Parts of the exercise:
A - Return the part of the Dive Into Python 3 history from "Oh, and there" to "read it offline.", copied word for word.
B - In the Dive Into Python 3 history, shorten the paragraph that begins "The original DiP was written in DocBook XML" and keep its main facts.

Dive Into Python 3 was commissioned in January 2009 by Apress, who published the original Dive Into Python in 2004. Upon agreeing to contract terms, I registered a ten-year lease on diveintopython3.org and immediately published a draft table of contents.
The original DiP was written in DocBook XML. As I’ve mentioned before, I chose DocBook XML because I wanted to learn XML and XSL, and DocBook seemed to be Just The Thing for technical documentation. There was also a bit of self-grandeur involved. I was writing a book For The Ages, so it was important that it be in a Format Of Forever. And in the short term, I could transform The Format Of Forever into useful (but lowly) Output Formats, so I could do unimportant things like publish it online.
For The Ages turned out to be about 10 years. The Format Of Forever is still going strong, but Python itself changed so quickly that it didn’t matter.
Oh, and there was one other little thing that happened between 2000 and 2009: search stopped sucking and took over the web. Kids today may not remember, but it used to be hard to find stuff on the web. Once you found it, you wanted to download it so you could read it offline.

Extracted entries:

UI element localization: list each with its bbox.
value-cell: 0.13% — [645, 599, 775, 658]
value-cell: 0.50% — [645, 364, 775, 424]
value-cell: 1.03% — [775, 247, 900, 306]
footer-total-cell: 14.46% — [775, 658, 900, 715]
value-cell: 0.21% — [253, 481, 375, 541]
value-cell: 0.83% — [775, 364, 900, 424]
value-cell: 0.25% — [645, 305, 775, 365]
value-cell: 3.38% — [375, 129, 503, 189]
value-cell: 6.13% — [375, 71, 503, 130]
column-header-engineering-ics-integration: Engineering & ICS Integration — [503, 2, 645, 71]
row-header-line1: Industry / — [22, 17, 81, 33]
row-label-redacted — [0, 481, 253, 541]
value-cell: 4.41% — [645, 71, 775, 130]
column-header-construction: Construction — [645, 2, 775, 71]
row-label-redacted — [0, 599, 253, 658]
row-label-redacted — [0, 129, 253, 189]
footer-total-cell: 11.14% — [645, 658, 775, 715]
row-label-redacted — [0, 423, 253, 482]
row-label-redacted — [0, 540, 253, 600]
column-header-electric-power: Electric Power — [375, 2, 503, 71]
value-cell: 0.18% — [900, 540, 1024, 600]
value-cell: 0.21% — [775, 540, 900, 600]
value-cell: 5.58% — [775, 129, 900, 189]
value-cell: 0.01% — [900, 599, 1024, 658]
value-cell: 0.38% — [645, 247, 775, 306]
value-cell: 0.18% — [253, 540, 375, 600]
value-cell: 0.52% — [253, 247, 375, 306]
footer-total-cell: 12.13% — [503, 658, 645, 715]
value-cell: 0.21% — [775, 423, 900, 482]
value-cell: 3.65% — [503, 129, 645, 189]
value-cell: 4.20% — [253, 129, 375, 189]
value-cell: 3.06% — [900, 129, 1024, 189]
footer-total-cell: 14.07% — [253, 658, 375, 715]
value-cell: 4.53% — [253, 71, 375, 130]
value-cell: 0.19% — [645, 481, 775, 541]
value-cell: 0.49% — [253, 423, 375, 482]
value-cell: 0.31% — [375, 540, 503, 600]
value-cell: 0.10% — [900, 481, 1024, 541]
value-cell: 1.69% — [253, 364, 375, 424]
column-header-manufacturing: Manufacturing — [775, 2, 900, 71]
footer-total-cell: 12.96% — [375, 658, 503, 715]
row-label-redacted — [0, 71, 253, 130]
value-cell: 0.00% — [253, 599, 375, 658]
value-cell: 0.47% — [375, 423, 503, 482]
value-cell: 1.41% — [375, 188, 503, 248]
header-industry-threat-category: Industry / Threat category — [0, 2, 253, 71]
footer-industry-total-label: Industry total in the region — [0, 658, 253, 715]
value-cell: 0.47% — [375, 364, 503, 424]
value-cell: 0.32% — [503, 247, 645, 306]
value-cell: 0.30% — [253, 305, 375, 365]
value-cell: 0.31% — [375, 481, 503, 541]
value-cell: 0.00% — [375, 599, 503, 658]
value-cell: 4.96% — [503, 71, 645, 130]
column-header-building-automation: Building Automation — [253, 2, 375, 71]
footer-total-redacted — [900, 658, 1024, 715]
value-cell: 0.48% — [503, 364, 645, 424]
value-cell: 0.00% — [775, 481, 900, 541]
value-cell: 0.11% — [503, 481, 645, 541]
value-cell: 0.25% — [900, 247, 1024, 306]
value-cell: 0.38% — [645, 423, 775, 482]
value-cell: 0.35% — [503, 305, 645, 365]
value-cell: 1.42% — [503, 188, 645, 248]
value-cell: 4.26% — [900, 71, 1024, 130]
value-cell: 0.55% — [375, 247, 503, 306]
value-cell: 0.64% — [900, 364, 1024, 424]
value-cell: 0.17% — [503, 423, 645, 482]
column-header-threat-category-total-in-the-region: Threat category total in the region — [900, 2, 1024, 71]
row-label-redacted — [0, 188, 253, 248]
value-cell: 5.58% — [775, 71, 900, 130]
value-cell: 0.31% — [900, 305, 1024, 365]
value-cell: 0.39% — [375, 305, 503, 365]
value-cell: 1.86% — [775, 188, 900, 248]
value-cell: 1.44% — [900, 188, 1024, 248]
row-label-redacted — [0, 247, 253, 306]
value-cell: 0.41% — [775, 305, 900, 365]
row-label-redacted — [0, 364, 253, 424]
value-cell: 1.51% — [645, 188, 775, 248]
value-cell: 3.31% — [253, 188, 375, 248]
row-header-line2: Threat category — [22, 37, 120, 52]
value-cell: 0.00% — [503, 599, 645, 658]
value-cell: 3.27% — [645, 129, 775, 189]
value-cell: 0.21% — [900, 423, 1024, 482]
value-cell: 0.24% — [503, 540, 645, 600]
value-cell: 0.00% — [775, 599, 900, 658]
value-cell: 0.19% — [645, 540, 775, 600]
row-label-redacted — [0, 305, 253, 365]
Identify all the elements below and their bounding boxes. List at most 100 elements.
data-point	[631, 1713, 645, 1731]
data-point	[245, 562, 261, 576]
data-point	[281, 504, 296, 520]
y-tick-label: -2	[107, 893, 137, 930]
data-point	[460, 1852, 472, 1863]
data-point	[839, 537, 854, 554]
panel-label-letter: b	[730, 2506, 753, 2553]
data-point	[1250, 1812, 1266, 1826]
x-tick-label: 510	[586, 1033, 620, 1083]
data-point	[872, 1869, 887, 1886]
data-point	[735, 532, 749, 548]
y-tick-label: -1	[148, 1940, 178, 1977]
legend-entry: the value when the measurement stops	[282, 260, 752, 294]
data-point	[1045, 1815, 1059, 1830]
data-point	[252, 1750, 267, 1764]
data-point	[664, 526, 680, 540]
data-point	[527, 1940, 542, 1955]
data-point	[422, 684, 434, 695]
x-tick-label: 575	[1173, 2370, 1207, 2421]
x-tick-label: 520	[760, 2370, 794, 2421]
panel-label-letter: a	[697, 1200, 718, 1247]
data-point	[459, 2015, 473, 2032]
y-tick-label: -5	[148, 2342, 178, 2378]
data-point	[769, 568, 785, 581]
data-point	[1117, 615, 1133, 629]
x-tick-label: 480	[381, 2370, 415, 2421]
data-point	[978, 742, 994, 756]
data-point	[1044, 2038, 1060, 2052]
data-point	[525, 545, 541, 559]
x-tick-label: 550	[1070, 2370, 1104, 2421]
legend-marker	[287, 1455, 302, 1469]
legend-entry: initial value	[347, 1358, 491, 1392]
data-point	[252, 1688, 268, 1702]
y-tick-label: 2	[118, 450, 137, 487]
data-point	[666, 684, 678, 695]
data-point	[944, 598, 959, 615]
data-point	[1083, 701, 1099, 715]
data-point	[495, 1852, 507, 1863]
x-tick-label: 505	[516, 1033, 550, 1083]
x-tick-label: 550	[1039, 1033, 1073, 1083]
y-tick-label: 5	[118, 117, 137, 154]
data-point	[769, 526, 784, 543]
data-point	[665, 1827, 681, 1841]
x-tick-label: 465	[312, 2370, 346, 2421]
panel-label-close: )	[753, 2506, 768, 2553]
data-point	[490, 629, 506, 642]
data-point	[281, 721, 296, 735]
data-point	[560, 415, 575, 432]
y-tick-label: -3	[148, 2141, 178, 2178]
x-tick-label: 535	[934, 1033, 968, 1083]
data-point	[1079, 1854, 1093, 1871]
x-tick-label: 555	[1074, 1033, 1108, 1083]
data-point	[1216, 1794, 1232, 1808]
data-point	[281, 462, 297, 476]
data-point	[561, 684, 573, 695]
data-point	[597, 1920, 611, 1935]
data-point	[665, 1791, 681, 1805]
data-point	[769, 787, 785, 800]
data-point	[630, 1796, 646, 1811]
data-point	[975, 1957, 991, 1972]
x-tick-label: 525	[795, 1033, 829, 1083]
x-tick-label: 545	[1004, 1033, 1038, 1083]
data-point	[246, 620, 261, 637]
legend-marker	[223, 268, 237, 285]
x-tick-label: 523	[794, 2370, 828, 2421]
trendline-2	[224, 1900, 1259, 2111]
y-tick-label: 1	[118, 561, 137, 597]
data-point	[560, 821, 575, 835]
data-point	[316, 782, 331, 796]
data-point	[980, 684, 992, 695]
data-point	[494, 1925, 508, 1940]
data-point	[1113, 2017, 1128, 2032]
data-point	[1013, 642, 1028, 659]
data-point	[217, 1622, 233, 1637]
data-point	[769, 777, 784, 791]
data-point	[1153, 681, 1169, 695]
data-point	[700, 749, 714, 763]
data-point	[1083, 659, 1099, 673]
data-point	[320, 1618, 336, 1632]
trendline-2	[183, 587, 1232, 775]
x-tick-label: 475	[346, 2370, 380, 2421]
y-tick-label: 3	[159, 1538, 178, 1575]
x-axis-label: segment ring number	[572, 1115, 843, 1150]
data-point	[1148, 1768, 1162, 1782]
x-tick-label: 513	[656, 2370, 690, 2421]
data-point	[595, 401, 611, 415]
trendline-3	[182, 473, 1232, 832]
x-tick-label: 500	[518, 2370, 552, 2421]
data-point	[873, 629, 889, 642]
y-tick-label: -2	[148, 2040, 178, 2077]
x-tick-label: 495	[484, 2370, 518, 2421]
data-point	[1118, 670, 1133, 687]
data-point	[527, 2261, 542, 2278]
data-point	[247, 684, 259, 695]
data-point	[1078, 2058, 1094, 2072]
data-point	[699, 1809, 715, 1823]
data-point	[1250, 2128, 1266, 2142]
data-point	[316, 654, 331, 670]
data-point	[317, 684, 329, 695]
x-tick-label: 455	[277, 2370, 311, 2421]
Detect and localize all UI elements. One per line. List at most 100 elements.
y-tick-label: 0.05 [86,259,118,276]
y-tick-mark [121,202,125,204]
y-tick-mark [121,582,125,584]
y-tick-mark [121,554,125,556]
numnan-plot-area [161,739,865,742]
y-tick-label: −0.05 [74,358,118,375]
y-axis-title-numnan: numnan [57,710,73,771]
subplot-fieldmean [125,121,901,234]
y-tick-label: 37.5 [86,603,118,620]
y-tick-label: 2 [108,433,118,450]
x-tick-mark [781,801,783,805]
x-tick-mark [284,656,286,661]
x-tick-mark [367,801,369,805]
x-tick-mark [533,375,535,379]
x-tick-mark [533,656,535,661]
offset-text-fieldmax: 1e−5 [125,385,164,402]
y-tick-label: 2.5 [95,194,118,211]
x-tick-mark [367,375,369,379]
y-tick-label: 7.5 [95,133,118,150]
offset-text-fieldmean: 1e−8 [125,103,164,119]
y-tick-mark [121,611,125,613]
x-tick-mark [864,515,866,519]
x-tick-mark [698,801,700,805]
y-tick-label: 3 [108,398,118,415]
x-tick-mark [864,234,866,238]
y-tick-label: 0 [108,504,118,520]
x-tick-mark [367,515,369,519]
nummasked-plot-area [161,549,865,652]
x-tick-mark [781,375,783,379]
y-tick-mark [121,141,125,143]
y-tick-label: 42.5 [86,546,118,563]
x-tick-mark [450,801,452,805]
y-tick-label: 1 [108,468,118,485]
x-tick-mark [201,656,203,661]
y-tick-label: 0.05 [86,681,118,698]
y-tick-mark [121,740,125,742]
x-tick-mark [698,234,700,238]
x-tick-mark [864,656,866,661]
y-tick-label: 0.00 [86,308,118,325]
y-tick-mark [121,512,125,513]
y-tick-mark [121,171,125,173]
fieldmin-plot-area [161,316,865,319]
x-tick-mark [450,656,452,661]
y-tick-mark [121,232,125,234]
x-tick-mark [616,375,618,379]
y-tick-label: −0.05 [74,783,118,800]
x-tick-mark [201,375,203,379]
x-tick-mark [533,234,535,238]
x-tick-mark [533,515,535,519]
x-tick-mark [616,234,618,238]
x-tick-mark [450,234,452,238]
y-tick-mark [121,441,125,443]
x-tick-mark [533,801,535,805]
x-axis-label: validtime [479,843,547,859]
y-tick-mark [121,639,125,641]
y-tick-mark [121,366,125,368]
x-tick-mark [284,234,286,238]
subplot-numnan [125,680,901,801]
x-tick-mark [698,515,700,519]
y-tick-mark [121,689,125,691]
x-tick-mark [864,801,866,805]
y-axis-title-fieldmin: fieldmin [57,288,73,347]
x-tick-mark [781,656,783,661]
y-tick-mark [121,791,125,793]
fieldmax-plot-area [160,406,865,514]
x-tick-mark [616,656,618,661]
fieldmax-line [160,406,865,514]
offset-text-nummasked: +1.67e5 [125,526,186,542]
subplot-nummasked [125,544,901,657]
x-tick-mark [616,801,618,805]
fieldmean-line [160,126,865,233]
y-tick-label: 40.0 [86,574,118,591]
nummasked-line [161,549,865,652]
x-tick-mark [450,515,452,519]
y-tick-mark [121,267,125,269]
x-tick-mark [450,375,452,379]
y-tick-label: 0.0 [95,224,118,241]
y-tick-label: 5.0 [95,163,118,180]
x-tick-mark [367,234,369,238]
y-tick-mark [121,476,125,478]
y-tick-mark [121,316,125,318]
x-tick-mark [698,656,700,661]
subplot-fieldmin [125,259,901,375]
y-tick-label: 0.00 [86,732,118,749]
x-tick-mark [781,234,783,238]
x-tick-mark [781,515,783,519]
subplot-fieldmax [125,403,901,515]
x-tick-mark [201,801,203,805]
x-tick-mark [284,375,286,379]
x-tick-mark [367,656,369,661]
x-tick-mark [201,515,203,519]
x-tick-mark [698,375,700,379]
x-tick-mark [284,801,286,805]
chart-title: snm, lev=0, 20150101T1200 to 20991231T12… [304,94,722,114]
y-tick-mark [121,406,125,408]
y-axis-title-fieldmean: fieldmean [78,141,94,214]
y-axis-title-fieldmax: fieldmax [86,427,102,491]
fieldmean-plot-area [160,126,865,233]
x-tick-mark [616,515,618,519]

Task-by-task solutions:
A -
Oh, and there was one other little thing that happened between 2000 and 2009: search stopped sucking and took over the web. Kids today may not remember, but it used to be hard to find stuff on the web. Once you found it, you wanted to download it so you could read it offline.

B - The original DiP was written in DocBook XML. The author chose it to learn XML and XSL and because DocBook seemed ideal for technical documentation. Some self-grandeur played a part as well: a book meant to last needed a lasting format. That format could also be turned into lesser output formats, such as an online version.